Filter the records below and copy every line containing the word "sample".
──────── Data for this task ────────
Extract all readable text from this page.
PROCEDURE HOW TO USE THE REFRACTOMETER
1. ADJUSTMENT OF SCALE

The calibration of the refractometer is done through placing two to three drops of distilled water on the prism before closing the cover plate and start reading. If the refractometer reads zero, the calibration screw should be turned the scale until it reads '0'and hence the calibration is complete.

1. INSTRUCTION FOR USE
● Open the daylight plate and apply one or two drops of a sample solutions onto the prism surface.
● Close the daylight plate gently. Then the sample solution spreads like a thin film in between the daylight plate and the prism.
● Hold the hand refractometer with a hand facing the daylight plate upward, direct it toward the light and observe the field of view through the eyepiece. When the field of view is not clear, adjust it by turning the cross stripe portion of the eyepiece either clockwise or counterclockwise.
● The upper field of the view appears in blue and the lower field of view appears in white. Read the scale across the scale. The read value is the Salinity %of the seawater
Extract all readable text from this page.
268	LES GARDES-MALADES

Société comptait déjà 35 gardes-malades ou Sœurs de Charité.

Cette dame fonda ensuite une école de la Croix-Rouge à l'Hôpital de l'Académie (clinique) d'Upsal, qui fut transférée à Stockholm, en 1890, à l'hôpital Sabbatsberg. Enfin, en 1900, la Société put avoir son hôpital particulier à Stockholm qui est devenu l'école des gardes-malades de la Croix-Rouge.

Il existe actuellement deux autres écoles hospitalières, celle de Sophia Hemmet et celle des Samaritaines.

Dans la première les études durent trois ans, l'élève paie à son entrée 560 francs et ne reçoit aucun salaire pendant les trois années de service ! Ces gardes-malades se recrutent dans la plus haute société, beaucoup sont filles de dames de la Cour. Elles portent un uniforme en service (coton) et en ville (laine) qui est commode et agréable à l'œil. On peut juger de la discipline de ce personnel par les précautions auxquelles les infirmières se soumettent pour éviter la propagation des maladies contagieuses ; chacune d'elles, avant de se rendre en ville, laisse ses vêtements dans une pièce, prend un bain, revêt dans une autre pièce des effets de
────────
Complete response:
● Open the daylight plate and apply one or two drops of a sample solutions onto the prism surface.
● Close the daylight plate gently. Then the sample solution spreads like a thin film in between the daylight plate and the prism.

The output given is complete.